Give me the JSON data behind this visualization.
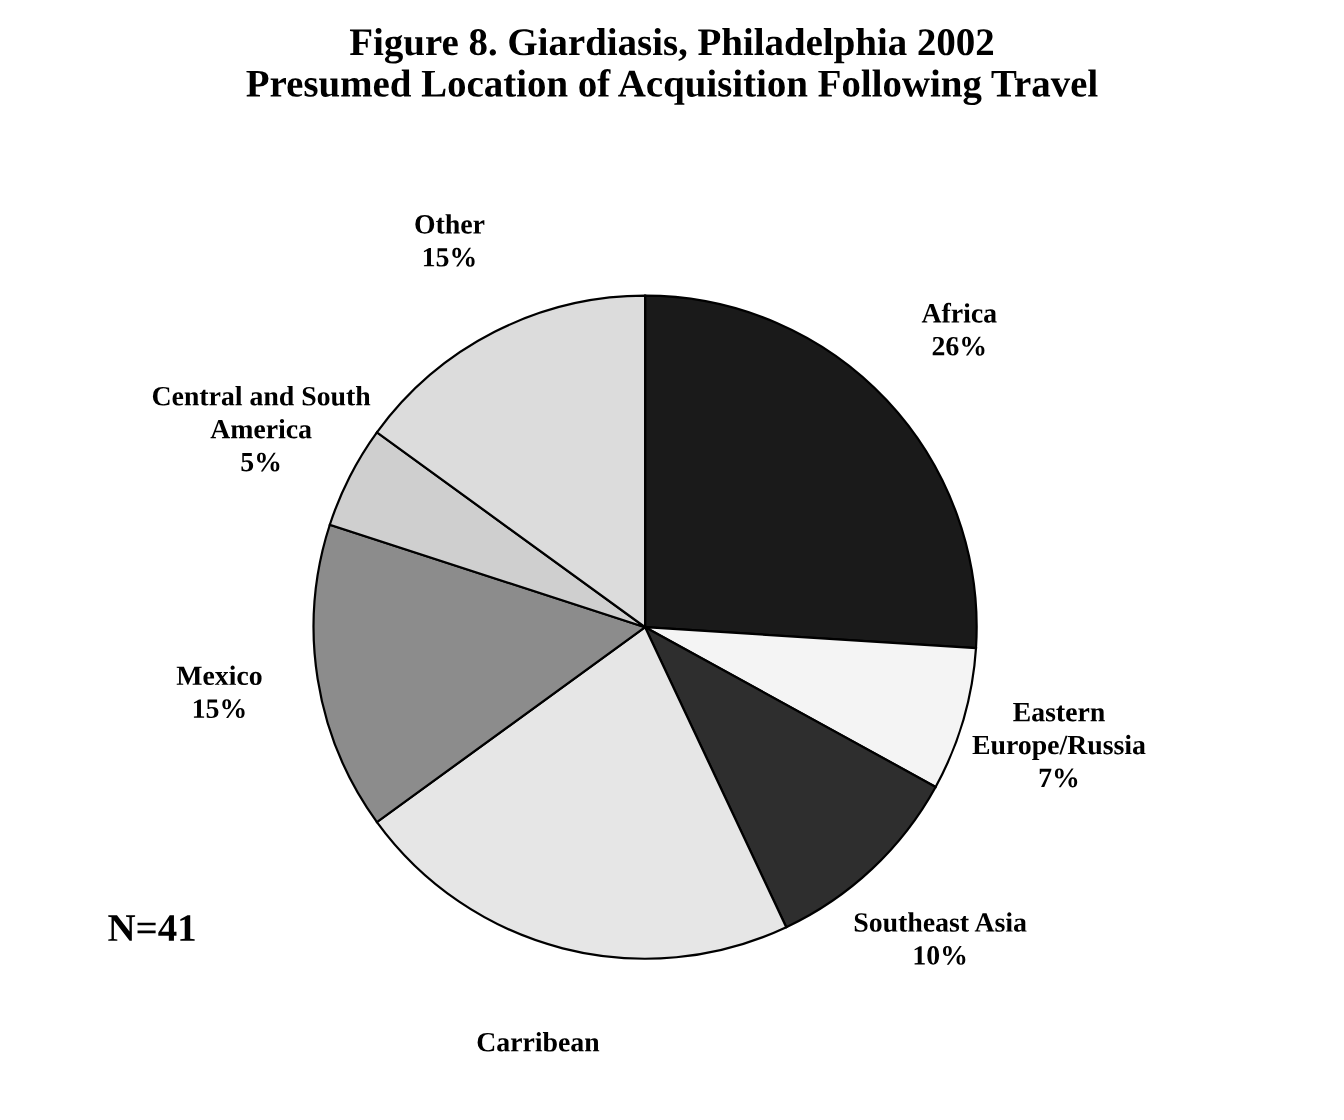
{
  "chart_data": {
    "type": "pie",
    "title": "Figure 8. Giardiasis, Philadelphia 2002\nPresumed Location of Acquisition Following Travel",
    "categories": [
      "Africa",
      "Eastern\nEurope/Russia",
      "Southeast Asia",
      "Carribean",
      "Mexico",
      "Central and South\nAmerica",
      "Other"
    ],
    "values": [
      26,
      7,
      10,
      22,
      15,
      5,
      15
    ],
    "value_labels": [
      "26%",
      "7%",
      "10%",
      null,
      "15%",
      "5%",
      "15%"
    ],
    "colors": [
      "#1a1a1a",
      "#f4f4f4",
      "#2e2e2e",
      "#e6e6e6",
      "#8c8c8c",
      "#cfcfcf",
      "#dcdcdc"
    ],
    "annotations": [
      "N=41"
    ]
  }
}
************
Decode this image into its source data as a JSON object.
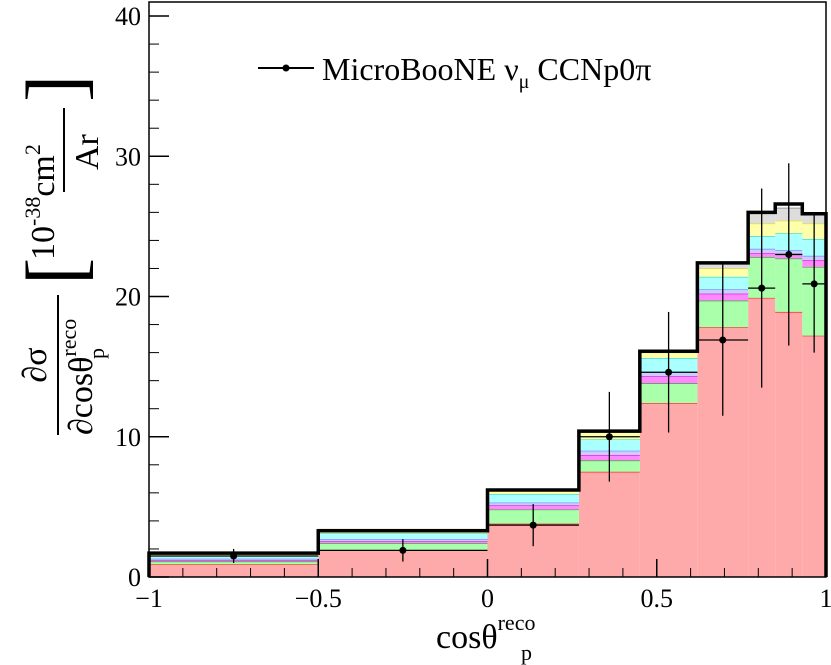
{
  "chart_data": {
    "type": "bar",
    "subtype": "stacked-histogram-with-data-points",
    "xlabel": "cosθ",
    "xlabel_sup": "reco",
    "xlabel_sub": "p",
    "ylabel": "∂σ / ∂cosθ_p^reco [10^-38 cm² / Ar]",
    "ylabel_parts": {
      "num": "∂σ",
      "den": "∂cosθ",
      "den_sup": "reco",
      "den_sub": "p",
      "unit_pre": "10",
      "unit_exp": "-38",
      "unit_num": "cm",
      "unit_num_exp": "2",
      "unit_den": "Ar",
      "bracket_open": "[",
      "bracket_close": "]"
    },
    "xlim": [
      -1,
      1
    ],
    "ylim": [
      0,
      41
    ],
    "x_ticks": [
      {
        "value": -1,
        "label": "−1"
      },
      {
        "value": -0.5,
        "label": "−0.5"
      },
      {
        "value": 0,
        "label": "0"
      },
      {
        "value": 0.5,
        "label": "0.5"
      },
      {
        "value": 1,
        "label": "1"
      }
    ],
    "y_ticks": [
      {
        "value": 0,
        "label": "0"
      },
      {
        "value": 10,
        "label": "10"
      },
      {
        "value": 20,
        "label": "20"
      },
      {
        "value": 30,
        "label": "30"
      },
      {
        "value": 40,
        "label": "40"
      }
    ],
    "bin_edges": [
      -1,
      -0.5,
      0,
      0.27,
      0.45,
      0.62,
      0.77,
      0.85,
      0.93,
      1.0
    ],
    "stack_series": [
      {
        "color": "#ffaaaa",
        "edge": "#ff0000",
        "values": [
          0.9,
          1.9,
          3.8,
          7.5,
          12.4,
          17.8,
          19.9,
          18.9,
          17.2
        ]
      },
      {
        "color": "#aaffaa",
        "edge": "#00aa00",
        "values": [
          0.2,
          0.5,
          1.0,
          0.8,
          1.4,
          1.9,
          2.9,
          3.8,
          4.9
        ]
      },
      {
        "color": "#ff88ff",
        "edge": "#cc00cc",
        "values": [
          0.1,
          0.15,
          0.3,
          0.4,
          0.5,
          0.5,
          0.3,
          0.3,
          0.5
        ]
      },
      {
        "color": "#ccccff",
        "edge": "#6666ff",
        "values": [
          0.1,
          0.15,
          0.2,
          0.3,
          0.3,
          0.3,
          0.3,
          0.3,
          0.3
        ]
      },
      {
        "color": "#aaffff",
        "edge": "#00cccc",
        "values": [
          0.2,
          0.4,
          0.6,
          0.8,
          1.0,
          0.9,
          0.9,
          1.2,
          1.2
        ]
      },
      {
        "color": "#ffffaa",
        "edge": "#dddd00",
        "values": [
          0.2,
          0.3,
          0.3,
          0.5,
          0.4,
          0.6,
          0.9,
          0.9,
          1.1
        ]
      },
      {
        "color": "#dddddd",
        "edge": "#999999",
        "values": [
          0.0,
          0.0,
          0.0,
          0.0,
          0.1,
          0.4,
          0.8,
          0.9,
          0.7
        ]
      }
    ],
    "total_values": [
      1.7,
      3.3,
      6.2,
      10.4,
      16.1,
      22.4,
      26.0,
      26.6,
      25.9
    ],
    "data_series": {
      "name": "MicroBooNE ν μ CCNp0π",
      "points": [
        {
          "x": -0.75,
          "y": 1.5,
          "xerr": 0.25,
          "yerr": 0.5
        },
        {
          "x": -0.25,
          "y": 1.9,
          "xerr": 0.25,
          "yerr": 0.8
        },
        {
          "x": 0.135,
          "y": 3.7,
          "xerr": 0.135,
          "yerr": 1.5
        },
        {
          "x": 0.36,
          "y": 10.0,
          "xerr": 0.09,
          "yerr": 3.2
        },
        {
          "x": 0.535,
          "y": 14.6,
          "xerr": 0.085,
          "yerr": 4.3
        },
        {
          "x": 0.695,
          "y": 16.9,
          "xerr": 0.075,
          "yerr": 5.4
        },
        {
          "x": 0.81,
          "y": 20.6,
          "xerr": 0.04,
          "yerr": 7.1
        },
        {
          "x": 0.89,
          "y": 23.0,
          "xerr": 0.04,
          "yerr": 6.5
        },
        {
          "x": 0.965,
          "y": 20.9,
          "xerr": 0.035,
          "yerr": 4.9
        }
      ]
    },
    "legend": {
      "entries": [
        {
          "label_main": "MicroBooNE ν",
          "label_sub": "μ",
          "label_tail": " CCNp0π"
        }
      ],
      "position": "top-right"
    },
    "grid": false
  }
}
************
Work to do: In the listing, find every line with the word "yerr" and state how many there are, nothing more.

Exercise result: 9